— start Material supplied —

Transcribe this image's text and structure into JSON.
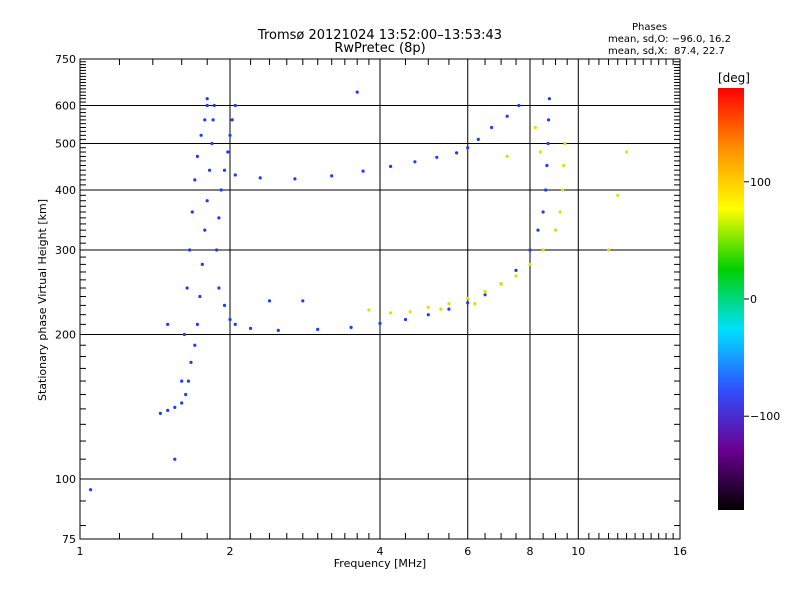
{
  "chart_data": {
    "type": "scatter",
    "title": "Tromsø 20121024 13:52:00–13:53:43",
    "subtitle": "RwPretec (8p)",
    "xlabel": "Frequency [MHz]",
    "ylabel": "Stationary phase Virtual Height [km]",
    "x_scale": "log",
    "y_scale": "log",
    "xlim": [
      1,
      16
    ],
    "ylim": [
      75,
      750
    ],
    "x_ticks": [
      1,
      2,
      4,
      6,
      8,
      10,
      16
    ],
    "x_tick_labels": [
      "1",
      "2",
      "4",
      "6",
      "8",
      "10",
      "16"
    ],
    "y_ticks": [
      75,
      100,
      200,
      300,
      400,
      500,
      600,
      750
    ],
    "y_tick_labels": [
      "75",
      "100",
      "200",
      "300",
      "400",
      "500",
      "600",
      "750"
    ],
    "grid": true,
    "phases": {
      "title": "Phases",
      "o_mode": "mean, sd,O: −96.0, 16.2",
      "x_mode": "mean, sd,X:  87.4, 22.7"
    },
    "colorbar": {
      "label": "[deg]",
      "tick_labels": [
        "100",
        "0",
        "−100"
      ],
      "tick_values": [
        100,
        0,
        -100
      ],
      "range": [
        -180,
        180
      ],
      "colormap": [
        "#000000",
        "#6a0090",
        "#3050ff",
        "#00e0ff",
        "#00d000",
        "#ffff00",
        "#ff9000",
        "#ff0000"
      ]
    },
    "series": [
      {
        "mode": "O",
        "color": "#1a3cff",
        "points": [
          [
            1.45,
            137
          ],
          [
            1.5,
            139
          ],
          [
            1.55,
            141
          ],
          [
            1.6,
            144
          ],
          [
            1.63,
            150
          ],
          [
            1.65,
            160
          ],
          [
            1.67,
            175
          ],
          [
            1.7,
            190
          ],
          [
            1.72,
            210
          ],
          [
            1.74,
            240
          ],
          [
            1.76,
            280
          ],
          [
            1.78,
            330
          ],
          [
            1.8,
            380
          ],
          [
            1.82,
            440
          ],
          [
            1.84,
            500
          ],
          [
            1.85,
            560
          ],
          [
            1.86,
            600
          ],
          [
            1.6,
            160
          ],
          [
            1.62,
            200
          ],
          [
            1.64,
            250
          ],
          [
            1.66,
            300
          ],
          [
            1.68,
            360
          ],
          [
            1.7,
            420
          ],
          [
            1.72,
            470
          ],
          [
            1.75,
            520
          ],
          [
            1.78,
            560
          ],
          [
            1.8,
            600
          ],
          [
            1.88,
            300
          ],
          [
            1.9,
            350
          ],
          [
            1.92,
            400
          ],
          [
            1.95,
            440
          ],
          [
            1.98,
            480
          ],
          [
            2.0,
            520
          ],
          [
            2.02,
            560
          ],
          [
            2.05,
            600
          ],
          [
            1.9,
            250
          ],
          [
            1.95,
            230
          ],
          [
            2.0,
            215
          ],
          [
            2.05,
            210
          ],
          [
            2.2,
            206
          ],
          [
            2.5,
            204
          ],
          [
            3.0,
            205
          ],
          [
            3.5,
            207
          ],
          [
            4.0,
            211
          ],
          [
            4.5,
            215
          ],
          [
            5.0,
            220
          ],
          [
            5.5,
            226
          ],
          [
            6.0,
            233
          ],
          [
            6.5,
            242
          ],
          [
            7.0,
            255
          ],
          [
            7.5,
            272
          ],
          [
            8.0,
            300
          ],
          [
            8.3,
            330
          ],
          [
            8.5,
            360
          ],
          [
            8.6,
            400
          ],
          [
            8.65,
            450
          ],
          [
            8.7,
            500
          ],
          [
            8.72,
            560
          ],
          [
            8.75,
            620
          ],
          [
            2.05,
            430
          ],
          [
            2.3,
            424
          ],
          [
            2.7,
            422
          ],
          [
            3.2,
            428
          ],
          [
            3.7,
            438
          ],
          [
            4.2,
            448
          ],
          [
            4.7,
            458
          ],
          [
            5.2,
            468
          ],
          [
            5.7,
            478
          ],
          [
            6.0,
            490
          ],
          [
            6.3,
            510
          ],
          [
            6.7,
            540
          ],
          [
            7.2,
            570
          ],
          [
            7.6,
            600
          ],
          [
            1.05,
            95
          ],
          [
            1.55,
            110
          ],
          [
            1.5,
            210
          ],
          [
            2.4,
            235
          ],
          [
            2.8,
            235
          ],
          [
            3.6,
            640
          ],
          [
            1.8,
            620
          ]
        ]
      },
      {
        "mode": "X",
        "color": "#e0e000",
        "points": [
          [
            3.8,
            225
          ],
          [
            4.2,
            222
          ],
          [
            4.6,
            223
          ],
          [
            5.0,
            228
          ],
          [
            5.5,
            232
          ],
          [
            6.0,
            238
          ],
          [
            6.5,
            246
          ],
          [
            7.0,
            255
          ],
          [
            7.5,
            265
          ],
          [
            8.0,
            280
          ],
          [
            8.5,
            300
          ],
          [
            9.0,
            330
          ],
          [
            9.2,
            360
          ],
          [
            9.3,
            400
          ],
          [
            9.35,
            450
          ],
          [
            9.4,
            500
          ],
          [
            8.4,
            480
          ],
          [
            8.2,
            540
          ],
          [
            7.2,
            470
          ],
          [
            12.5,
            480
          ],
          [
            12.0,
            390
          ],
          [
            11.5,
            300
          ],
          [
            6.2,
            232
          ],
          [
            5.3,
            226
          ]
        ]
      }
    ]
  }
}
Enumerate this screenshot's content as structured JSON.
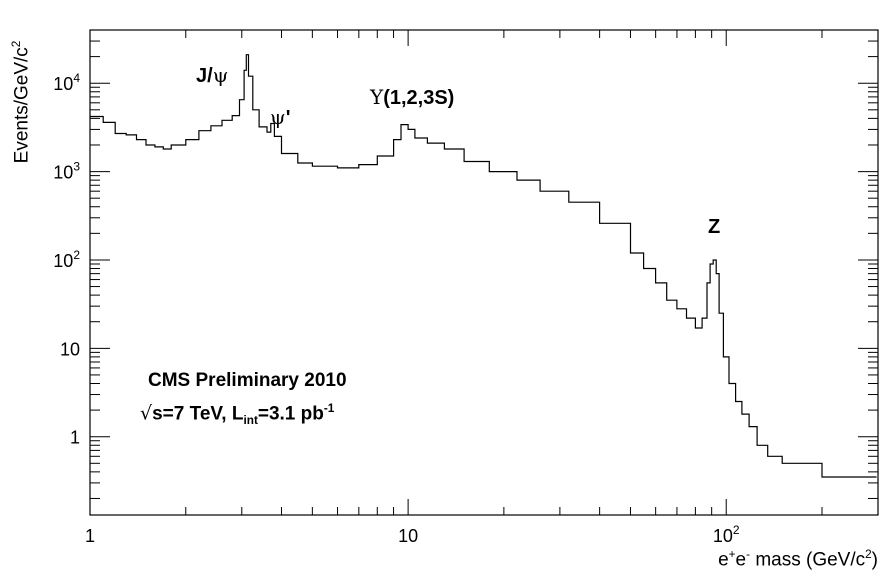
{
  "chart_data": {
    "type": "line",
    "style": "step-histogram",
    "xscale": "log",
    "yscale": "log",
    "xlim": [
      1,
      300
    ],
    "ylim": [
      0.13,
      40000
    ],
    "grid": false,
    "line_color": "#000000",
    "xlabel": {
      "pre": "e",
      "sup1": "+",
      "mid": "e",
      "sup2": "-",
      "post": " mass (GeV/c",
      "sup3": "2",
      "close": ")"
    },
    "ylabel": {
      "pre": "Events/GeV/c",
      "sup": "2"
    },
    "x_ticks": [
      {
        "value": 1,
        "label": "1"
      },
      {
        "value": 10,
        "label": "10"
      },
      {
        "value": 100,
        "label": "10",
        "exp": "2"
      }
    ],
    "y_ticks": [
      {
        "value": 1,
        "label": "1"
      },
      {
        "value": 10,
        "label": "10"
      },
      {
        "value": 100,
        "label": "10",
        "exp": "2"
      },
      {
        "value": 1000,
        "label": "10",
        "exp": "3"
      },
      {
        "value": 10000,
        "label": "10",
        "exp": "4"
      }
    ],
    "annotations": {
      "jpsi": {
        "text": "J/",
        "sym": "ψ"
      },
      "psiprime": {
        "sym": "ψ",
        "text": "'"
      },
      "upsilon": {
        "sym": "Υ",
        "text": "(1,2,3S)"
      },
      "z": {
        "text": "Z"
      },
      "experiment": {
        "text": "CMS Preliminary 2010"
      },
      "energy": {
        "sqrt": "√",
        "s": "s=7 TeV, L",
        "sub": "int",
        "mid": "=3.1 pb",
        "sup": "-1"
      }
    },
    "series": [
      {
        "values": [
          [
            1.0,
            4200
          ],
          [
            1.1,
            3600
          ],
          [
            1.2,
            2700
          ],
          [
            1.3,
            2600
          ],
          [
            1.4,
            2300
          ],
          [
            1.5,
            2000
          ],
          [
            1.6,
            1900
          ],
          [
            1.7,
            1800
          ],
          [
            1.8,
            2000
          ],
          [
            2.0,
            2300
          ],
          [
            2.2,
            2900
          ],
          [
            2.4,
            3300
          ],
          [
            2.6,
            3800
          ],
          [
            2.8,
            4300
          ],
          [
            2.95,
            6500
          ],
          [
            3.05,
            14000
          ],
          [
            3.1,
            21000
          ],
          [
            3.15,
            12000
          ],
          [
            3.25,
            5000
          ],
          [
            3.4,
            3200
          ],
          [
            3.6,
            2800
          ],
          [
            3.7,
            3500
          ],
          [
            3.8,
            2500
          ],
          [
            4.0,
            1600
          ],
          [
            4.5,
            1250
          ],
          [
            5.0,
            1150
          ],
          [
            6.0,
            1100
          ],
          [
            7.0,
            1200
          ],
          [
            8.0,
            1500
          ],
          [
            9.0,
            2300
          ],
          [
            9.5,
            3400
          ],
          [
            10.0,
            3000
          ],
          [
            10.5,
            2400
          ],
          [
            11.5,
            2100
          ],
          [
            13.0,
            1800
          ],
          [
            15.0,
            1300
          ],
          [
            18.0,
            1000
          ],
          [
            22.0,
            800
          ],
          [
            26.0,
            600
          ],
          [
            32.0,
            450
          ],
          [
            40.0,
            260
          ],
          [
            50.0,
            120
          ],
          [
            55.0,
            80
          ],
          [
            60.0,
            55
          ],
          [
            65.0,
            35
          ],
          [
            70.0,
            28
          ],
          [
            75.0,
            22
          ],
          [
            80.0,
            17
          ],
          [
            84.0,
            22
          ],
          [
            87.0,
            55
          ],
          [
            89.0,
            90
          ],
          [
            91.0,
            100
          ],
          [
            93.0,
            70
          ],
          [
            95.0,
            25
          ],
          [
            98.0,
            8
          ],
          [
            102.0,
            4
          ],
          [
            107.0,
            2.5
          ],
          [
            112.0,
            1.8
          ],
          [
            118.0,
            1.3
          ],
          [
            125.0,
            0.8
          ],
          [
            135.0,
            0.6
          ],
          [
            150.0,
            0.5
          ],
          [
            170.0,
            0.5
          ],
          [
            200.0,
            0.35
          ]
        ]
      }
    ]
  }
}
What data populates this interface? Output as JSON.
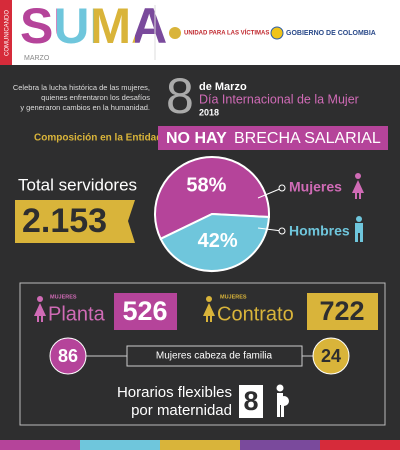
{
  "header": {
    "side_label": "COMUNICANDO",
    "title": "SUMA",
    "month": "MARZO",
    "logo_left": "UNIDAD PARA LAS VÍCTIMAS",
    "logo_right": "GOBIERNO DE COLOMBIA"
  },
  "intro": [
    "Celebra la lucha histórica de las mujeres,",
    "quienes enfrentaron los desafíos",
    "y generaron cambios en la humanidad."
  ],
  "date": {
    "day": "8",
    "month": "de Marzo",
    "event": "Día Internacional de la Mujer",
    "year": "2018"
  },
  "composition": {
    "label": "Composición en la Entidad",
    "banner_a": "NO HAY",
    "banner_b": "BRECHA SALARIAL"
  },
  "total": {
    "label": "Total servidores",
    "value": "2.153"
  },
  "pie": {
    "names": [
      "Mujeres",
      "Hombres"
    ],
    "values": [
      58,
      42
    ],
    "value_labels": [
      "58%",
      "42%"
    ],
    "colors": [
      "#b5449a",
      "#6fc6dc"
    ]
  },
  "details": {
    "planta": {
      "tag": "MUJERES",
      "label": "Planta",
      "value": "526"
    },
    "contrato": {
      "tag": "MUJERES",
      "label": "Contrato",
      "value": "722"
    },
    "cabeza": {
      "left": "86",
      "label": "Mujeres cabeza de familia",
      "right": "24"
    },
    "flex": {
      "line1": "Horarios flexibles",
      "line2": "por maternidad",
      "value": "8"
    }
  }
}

— end Material supplied —

What to work on »
Extract all lines of the records above that include "cabeza".

Final result »
    "cabeza": {
      "label": "Mujeres cabeza de familia",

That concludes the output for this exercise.